**WHAT THE TASK ASKS**
Gather the lines from the material that contain "Sara".

[Lines of data]
- - - - -
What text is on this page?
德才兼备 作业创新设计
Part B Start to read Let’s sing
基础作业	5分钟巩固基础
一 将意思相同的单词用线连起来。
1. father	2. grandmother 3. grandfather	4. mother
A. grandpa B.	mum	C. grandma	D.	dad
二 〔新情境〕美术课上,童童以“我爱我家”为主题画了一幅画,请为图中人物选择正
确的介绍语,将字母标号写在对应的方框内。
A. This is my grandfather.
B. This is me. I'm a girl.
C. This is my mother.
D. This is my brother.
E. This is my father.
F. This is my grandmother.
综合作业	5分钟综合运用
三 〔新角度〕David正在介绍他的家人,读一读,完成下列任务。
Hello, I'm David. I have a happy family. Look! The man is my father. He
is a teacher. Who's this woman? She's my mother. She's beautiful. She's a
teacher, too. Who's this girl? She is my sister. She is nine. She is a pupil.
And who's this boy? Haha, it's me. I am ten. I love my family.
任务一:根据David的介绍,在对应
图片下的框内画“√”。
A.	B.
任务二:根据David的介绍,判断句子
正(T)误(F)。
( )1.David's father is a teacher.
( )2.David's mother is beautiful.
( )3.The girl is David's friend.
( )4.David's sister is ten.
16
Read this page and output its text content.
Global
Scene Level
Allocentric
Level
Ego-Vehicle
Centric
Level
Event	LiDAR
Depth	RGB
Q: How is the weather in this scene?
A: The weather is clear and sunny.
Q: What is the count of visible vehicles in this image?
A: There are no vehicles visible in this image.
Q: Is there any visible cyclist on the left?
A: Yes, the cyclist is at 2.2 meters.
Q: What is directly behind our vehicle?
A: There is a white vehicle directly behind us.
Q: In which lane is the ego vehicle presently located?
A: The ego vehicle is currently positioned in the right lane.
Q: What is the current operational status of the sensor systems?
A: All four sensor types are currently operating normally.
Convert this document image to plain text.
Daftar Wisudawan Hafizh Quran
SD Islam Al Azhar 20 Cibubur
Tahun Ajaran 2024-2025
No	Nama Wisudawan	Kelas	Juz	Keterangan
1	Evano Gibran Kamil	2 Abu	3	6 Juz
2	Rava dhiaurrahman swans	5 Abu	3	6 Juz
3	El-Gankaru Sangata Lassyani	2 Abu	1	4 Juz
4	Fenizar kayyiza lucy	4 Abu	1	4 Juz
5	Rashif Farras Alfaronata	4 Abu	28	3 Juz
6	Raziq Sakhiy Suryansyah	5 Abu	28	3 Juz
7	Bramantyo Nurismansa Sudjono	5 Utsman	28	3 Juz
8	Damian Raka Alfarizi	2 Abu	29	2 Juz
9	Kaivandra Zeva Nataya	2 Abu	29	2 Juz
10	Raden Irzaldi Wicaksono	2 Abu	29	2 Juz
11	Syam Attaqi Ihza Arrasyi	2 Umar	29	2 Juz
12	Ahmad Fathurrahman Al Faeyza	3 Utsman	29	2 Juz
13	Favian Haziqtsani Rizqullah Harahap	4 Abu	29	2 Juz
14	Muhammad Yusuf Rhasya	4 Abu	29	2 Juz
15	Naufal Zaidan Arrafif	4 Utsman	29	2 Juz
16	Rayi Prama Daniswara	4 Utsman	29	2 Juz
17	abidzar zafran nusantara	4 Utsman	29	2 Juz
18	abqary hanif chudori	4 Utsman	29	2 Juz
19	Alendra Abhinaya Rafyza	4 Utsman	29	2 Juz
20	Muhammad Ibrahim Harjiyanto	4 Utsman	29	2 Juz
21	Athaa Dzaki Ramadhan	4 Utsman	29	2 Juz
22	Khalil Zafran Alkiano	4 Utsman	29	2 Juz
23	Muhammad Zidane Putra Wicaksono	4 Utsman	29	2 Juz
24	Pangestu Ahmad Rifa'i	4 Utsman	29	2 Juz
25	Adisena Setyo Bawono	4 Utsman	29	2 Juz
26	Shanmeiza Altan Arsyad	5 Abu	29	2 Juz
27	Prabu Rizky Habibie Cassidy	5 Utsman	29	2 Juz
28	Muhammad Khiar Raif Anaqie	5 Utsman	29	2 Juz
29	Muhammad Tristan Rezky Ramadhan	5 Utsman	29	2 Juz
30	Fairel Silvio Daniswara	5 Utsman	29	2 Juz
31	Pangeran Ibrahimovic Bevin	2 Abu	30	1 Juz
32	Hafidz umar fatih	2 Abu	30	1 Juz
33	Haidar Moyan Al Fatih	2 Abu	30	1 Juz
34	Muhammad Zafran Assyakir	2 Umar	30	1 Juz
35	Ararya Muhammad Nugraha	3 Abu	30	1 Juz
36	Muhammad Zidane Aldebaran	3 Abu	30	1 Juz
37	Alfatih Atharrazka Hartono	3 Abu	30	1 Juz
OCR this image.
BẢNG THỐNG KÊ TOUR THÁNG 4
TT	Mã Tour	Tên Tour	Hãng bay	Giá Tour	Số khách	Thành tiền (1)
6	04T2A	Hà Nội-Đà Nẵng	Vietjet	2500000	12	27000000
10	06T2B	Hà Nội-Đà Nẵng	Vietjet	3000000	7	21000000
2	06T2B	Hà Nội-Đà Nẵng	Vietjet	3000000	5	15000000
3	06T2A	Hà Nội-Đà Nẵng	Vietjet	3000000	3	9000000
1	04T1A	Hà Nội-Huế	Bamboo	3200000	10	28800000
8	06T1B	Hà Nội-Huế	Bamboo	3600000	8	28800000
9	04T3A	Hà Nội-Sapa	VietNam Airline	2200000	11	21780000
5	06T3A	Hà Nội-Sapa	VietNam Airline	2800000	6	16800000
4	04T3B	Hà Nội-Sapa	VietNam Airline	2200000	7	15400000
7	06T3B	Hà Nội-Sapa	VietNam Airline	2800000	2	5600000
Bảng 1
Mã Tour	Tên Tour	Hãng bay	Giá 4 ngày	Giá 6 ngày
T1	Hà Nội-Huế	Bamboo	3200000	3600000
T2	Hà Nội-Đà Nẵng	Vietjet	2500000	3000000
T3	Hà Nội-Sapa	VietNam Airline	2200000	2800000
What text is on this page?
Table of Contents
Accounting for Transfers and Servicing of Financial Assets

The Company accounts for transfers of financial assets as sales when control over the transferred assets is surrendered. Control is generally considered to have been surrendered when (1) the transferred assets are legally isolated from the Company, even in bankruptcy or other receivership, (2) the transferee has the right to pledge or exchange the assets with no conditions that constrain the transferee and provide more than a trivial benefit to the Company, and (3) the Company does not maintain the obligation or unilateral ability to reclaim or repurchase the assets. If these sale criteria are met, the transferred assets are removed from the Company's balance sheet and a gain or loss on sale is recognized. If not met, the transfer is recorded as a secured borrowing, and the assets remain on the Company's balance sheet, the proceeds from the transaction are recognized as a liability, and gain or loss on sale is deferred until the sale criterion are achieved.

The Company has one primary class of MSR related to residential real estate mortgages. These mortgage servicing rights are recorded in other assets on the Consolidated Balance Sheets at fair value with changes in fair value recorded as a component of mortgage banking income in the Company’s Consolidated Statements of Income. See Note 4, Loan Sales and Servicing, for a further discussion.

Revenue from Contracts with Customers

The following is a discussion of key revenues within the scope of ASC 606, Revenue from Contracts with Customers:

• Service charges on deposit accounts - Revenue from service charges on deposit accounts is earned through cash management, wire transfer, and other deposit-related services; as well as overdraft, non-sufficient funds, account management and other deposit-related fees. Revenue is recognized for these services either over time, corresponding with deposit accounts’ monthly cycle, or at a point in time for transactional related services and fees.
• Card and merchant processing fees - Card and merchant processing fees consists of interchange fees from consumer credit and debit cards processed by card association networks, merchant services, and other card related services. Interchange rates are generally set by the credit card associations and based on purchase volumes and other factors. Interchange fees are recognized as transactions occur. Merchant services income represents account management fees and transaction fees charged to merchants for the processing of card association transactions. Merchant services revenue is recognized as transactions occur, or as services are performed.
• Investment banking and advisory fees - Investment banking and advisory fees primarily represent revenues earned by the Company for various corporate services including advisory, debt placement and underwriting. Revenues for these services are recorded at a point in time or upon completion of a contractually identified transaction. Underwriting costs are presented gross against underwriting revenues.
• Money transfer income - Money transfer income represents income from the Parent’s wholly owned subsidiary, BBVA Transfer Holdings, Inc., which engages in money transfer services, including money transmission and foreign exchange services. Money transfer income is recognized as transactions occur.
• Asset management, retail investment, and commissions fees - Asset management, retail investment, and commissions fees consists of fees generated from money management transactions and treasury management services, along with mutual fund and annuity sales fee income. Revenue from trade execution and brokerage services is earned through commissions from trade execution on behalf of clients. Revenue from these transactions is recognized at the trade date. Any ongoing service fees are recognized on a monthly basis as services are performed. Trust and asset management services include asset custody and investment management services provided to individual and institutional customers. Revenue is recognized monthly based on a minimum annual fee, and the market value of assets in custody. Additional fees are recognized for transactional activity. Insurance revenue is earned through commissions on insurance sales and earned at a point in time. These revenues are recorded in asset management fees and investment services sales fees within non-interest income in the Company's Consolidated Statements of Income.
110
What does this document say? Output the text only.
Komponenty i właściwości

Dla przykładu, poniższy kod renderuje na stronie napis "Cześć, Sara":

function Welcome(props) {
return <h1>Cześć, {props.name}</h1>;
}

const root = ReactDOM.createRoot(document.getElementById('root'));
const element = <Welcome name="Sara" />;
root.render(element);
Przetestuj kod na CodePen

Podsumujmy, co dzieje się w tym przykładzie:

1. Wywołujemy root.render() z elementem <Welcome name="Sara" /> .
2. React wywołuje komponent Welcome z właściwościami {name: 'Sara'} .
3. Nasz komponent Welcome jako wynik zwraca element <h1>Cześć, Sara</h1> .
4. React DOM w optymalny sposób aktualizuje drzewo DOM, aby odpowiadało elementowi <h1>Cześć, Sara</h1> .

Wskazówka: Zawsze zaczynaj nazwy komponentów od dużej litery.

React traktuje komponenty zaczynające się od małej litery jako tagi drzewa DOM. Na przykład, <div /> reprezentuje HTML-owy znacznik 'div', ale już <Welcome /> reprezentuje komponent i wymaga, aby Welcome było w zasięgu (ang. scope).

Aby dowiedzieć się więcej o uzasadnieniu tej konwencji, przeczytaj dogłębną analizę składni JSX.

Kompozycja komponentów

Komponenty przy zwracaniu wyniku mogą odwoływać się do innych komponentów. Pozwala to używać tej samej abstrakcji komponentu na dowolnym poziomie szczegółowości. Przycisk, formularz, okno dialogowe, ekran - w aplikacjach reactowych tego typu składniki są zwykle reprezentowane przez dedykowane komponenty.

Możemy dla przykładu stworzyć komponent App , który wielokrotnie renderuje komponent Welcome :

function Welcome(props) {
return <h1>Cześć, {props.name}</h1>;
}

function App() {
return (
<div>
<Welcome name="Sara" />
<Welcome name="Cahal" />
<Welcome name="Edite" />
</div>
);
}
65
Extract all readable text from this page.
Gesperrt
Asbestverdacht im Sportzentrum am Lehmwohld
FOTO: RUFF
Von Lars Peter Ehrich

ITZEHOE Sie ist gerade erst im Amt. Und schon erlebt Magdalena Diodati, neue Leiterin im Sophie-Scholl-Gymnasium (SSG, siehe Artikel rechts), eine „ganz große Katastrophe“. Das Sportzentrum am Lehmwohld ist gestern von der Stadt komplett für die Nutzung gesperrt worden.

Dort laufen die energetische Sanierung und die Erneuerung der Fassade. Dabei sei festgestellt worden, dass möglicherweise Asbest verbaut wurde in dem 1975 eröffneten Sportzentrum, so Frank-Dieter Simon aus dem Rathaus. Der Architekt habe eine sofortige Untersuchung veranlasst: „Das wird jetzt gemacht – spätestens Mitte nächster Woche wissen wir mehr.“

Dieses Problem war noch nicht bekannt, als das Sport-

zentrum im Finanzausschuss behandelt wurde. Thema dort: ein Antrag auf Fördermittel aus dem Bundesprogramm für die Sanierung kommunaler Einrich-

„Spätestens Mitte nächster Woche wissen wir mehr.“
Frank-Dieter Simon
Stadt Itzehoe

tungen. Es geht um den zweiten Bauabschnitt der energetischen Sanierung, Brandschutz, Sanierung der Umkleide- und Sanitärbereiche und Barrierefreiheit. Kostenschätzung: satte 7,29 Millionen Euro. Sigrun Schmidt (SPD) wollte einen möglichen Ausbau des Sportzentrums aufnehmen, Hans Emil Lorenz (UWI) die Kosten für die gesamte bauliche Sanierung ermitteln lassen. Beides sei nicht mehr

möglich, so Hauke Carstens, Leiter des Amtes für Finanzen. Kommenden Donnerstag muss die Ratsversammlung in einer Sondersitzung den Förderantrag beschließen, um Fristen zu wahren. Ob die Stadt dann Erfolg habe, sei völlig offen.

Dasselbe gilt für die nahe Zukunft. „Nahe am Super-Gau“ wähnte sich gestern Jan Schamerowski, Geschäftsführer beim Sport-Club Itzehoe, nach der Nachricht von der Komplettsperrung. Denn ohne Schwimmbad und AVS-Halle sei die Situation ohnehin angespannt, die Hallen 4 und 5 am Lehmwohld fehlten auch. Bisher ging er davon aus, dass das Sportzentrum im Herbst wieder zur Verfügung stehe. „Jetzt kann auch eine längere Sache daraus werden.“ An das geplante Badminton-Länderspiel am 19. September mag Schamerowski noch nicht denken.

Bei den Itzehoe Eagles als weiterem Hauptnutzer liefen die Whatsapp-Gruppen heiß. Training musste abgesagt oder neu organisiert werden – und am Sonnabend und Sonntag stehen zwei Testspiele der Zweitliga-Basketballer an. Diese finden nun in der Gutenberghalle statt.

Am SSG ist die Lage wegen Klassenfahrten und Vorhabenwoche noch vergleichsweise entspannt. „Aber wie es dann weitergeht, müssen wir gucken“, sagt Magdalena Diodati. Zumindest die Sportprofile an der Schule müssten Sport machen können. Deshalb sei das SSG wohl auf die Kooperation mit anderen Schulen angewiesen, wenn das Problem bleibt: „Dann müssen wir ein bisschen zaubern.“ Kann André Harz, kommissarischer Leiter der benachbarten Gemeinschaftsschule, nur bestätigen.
- - - - -
**EXERCISE RESULT**
Dla przykładu, poniższy kod renderuje na stronie napis "Cześć, Sara":
const element = <Welcome name="Sara" />;
1. Wywołujemy root.render() z elementem <Welcome name="Sara" /> .
2. React wywołuje komponent Welcome z właściwościami {name: 'Sara'} .
3. Nasz komponent Welcome jako wynik zwraca element <h1>Cześć, Sara</h1> .
4. React DOM w optymalny sposób aktualizuje drzewo DOM, aby odpowiadało elementowi <h1>Cześć, Sara</h1> .
<Welcome name="Sara" />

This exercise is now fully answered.